(Part of a data file)

--- start ---

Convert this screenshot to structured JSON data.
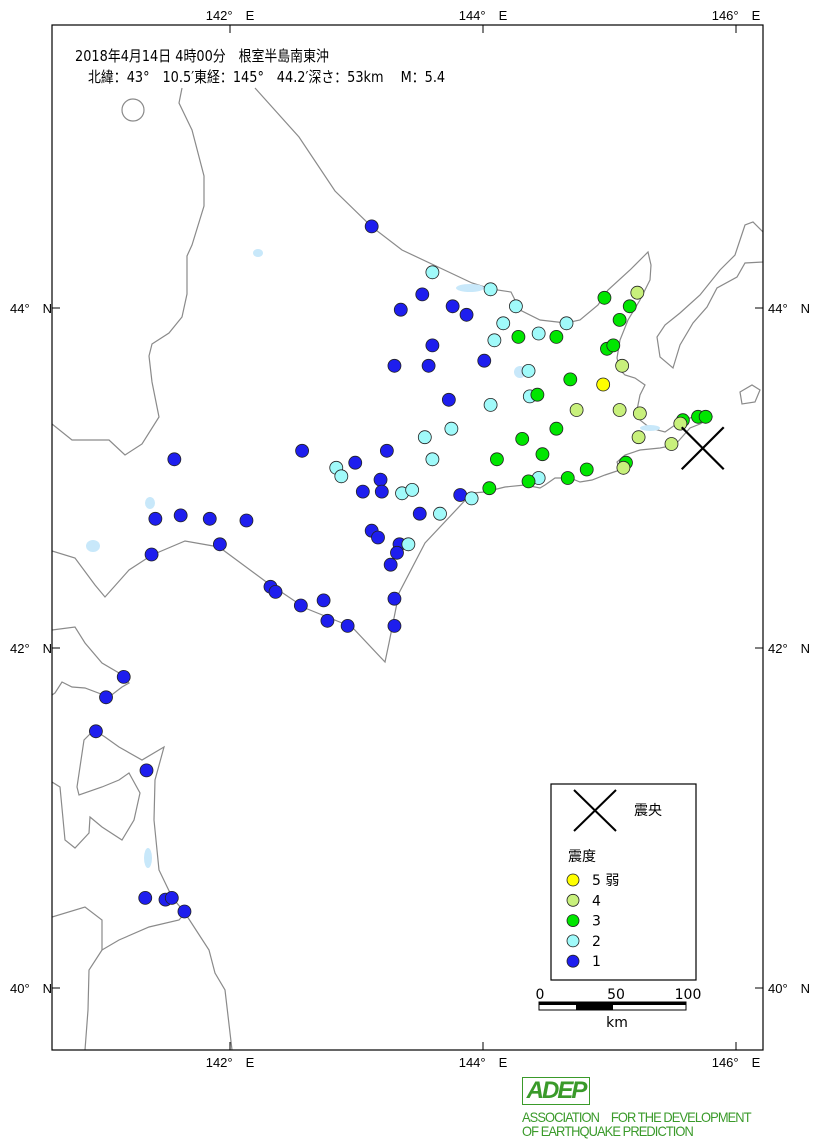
{
  "header": {
    "title": "2018年4月14日 4時00分　根室半島南東沖",
    "details": "北緯：43°　10.5′東経：145°　44.2′深さ：53km　 M：5.4"
  },
  "epicenter": {
    "lat": 43.175,
    "lon": 145.737,
    "depth_km": 53,
    "magnitude": 5.4
  },
  "axes": {
    "lon_ticks": [
      {
        "value": 142,
        "label": "142°　E"
      },
      {
        "value": 144,
        "label": "144°　E"
      },
      {
        "value": 146,
        "label": "146°　E"
      }
    ],
    "lat_ticks": [
      {
        "value": 44,
        "label": "44°　N"
      },
      {
        "value": 42,
        "label": "42°　N"
      },
      {
        "value": 40,
        "label": "40°　N"
      }
    ]
  },
  "legend": {
    "epicenter_label": "震央",
    "intensity_title": "震度",
    "items": [
      {
        "key": "5-",
        "label": "5 弱",
        "color": "#ffff00"
      },
      {
        "key": "4",
        "label": "4",
        "color": "#c8f07c"
      },
      {
        "key": "3",
        "label": "3",
        "color": "#00e600"
      },
      {
        "key": "2",
        "label": "2",
        "color": "#a0fafa"
      },
      {
        "key": "1",
        "label": "1",
        "color": "#1e1eee"
      }
    ]
  },
  "scale_bar": {
    "labels": [
      "0",
      "50",
      "100"
    ],
    "unit": "km"
  },
  "logo": {
    "mark": "ADEP",
    "line1": "ASSOCIATION　FOR THE DEVELOPMENT",
    "line2": "OF EARTHQUAKE PREDICTION"
  },
  "stations": {
    "5-": [
      [
        144.95,
        43.55
      ]
    ],
    "4": [
      [
        145.22,
        44.09
      ],
      [
        145.1,
        43.66
      ],
      [
        144.74,
        43.4
      ],
      [
        145.08,
        43.4
      ],
      [
        145.24,
        43.38
      ],
      [
        145.23,
        43.24
      ],
      [
        145.56,
        43.32
      ],
      [
        145.49,
        43.2
      ],
      [
        145.11,
        43.06
      ]
    ],
    "3": [
      [
        144.96,
        44.06
      ],
      [
        145.16,
        44.01
      ],
      [
        145.08,
        43.93
      ],
      [
        144.28,
        43.83
      ],
      [
        144.58,
        43.83
      ],
      [
        144.98,
        43.76
      ],
      [
        145.03,
        43.78
      ],
      [
        144.69,
        43.58
      ],
      [
        144.43,
        43.49
      ],
      [
        144.58,
        43.29
      ],
      [
        144.31,
        43.23
      ],
      [
        144.47,
        43.14
      ],
      [
        144.11,
        43.11
      ],
      [
        144.82,
        43.05
      ],
      [
        144.67,
        43.0
      ],
      [
        144.36,
        42.98
      ],
      [
        144.05,
        42.94
      ],
      [
        145.13,
        43.09
      ],
      [
        145.7,
        43.36
      ],
      [
        145.76,
        43.36
      ],
      [
        145.58,
        43.34
      ]
    ],
    "2": [
      [
        143.6,
        44.21
      ],
      [
        144.06,
        44.11
      ],
      [
        144.26,
        44.01
      ],
      [
        144.16,
        43.91
      ],
      [
        144.66,
        43.91
      ],
      [
        144.44,
        43.85
      ],
      [
        144.09,
        43.81
      ],
      [
        144.36,
        43.63
      ],
      [
        144.06,
        43.43
      ],
      [
        144.37,
        43.48
      ],
      [
        143.75,
        43.29
      ],
      [
        143.54,
        43.24
      ],
      [
        143.6,
        43.11
      ],
      [
        142.84,
        43.06
      ],
      [
        142.88,
        43.01
      ],
      [
        143.36,
        42.91
      ],
      [
        143.44,
        42.93
      ],
      [
        143.66,
        42.79
      ],
      [
        143.91,
        42.88
      ],
      [
        144.44,
        43.0
      ],
      [
        143.41,
        42.61
      ]
    ],
    "1": [
      [
        143.12,
        44.48
      ],
      [
        143.52,
        44.08
      ],
      [
        143.35,
        43.99
      ],
      [
        143.76,
        44.01
      ],
      [
        143.87,
        43.96
      ],
      [
        143.6,
        43.78
      ],
      [
        143.57,
        43.66
      ],
      [
        143.3,
        43.66
      ],
      [
        144.01,
        43.69
      ],
      [
        143.73,
        43.46
      ],
      [
        143.24,
        43.16
      ],
      [
        142.57,
        43.16
      ],
      [
        141.56,
        43.11
      ],
      [
        142.99,
        43.09
      ],
      [
        143.19,
        42.99
      ],
      [
        143.05,
        42.92
      ],
      [
        143.2,
        42.92
      ],
      [
        143.82,
        42.9
      ],
      [
        143.5,
        42.79
      ],
      [
        141.41,
        42.76
      ],
      [
        141.61,
        42.78
      ],
      [
        141.84,
        42.76
      ],
      [
        142.13,
        42.75
      ],
      [
        143.12,
        42.69
      ],
      [
        143.17,
        42.65
      ],
      [
        141.92,
        42.61
      ],
      [
        141.38,
        42.55
      ],
      [
        143.34,
        42.61
      ],
      [
        143.32,
        42.56
      ],
      [
        143.27,
        42.49
      ],
      [
        142.32,
        42.36
      ],
      [
        142.36,
        42.33
      ],
      [
        142.56,
        42.25
      ],
      [
        142.74,
        42.28
      ],
      [
        143.3,
        42.29
      ],
      [
        142.77,
        42.16
      ],
      [
        142.93,
        42.13
      ],
      [
        143.3,
        42.13
      ],
      [
        141.16,
        41.83
      ],
      [
        141.02,
        41.71
      ],
      [
        140.94,
        41.51
      ],
      [
        141.34,
        41.28
      ],
      [
        141.33,
        40.53
      ],
      [
        141.49,
        40.52
      ],
      [
        141.54,
        40.53
      ],
      [
        141.64,
        40.45
      ]
    ]
  }
}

--- end ---

The request
Reproduce the records above exactly, leaving out every picture they contain.

Response to this exercise
Convert this screenshot to structured JSON data.
{
  "header": {
    "title": "2018年4月14日 4時00分　根室半島南東沖",
    "details": "北緯：43°　10.5′東経：145°　44.2′深さ：53km　 M：5.4"
  },
  "epicenter": {
    "lat": 43.175,
    "lon": 145.737,
    "depth_km": 53,
    "magnitude": 5.4
  },
  "axes": {
    "lon_ticks": [
      {
        "value": 142,
        "label": "142°　E"
      },
      {
        "value": 144,
        "label": "144°　E"
      },
      {
        "value": 146,
        "label": "146°　E"
      }
    ],
    "lat_ticks": [
      {
        "value": 44,
        "label": "44°　N"
      },
      {
        "value": 42,
        "label": "42°　N"
      },
      {
        "value": 40,
        "label": "40°　N"
      }
    ]
  },
  "legend": {
    "epicenter_label": "震央",
    "intensity_title": "震度",
    "items": [
      {
        "key": "5-",
        "label": "5 弱",
        "color": "#ffff00"
      },
      {
        "key": "4",
        "label": "4",
        "color": "#c8f07c"
      },
      {
        "key": "3",
        "label": "3",
        "color": "#00e600"
      },
      {
        "key": "2",
        "label": "2",
        "color": "#a0fafa"
      },
      {
        "key": "1",
        "label": "1",
        "color": "#1e1eee"
      }
    ]
  },
  "scale_bar": {
    "labels": [
      "0",
      "50",
      "100"
    ],
    "unit": "km"
  },
  "logo": {
    "mark": "ADEP",
    "line1": "ASSOCIATION　FOR THE DEVELOPMENT",
    "line2": "OF EARTHQUAKE PREDICTION"
  },
  "stations": {
    "5-": [
      [
        144.95,
        43.55
      ]
    ],
    "4": [
      [
        145.22,
        44.09
      ],
      [
        145.1,
        43.66
      ],
      [
        144.74,
        43.4
      ],
      [
        145.08,
        43.4
      ],
      [
        145.24,
        43.38
      ],
      [
        145.23,
        43.24
      ],
      [
        145.56,
        43.32
      ],
      [
        145.49,
        43.2
      ],
      [
        145.11,
        43.06
      ]
    ],
    "3": [
      [
        144.96,
        44.06
      ],
      [
        145.16,
        44.01
      ],
      [
        145.08,
        43.93
      ],
      [
        144.28,
        43.83
      ],
      [
        144.58,
        43.83
      ],
      [
        144.98,
        43.76
      ],
      [
        145.03,
        43.78
      ],
      [
        144.69,
        43.58
      ],
      [
        144.43,
        43.49
      ],
      [
        144.58,
        43.29
      ],
      [
        144.31,
        43.23
      ],
      [
        144.47,
        43.14
      ],
      [
        144.11,
        43.11
      ],
      [
        144.82,
        43.05
      ],
      [
        144.67,
        43.0
      ],
      [
        144.36,
        42.98
      ],
      [
        144.05,
        42.94
      ],
      [
        145.13,
        43.09
      ],
      [
        145.7,
        43.36
      ],
      [
        145.76,
        43.36
      ],
      [
        145.58,
        43.34
      ]
    ],
    "2": [
      [
        143.6,
        44.21
      ],
      [
        144.06,
        44.11
      ],
      [
        144.26,
        44.01
      ],
      [
        144.16,
        43.91
      ],
      [
        144.66,
        43.91
      ],
      [
        144.44,
        43.85
      ],
      [
        144.09,
        43.81
      ],
      [
        144.36,
        43.63
      ],
      [
        144.06,
        43.43
      ],
      [
        144.37,
        43.48
      ],
      [
        143.75,
        43.29
      ],
      [
        143.54,
        43.24
      ],
      [
        143.6,
        43.11
      ],
      [
        142.84,
        43.06
      ],
      [
        142.88,
        43.01
      ],
      [
        143.36,
        42.91
      ],
      [
        143.44,
        42.93
      ],
      [
        143.66,
        42.79
      ],
      [
        143.91,
        42.88
      ],
      [
        144.44,
        43.0
      ],
      [
        143.41,
        42.61
      ]
    ],
    "1": [
      [
        143.12,
        44.48
      ],
      [
        143.52,
        44.08
      ],
      [
        143.35,
        43.99
      ],
      [
        143.76,
        44.01
      ],
      [
        143.87,
        43.96
      ],
      [
        143.6,
        43.78
      ],
      [
        143.57,
        43.66
      ],
      [
        143.3,
        43.66
      ],
      [
        144.01,
        43.69
      ],
      [
        143.73,
        43.46
      ],
      [
        143.24,
        43.16
      ],
      [
        142.57,
        43.16
      ],
      [
        141.56,
        43.11
      ],
      [
        142.99,
        43.09
      ],
      [
        143.19,
        42.99
      ],
      [
        143.05,
        42.92
      ],
      [
        143.2,
        42.92
      ],
      [
        143.82,
        42.9
      ],
      [
        143.5,
        42.79
      ],
      [
        141.41,
        42.76
      ],
      [
        141.61,
        42.78
      ],
      [
        141.84,
        42.76
      ],
      [
        142.13,
        42.75
      ],
      [
        143.12,
        42.69
      ],
      [
        143.17,
        42.65
      ],
      [
        141.92,
        42.61
      ],
      [
        141.38,
        42.55
      ],
      [
        143.34,
        42.61
      ],
      [
        143.32,
        42.56
      ],
      [
        143.27,
        42.49
      ],
      [
        142.32,
        42.36
      ],
      [
        142.36,
        42.33
      ],
      [
        142.56,
        42.25
      ],
      [
        142.74,
        42.28
      ],
      [
        143.3,
        42.29
      ],
      [
        142.77,
        42.16
      ],
      [
        142.93,
        42.13
      ],
      [
        143.3,
        42.13
      ],
      [
        141.16,
        41.83
      ],
      [
        141.02,
        41.71
      ],
      [
        140.94,
        41.51
      ],
      [
        141.34,
        41.28
      ],
      [
        141.33,
        40.53
      ],
      [
        141.49,
        40.52
      ],
      [
        141.54,
        40.53
      ],
      [
        141.64,
        40.45
      ]
    ]
  }
}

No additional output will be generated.